---------- Extracted records ----------

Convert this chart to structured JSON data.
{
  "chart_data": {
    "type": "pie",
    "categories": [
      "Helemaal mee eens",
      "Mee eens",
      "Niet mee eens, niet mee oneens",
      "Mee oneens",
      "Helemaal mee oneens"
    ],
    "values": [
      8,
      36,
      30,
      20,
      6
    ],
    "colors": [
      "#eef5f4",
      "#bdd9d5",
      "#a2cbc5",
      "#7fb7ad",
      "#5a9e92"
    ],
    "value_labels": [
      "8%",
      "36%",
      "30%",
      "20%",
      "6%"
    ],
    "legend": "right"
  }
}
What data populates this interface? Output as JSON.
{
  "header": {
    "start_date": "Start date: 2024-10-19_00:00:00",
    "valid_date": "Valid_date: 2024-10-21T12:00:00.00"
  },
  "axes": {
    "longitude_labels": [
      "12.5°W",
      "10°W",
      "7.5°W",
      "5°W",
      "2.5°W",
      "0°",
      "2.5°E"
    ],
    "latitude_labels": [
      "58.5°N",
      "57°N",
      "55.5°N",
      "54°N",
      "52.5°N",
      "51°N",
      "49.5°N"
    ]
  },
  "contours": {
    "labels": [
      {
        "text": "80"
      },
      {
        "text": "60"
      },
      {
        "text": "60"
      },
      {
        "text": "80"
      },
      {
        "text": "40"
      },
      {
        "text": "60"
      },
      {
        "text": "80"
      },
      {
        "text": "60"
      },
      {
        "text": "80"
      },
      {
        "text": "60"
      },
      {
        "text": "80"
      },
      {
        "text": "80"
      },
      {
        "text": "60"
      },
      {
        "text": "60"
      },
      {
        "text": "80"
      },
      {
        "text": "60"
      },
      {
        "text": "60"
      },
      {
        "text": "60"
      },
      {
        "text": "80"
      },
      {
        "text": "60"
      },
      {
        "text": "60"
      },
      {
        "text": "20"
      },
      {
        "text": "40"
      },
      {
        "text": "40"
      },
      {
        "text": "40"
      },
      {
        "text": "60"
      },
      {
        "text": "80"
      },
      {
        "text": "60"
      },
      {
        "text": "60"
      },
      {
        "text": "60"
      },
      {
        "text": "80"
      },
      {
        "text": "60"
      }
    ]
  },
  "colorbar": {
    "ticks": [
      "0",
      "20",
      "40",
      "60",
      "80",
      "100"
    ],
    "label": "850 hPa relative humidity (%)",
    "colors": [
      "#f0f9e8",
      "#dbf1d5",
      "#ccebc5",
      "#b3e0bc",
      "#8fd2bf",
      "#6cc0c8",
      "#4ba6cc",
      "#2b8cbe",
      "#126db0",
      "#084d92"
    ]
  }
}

----------

- _Task prompt_: From the data, pick out every line that includes "Helemaal".

- _The result_:
      "Helemaal mee eens",
      "Helemaal mee oneens"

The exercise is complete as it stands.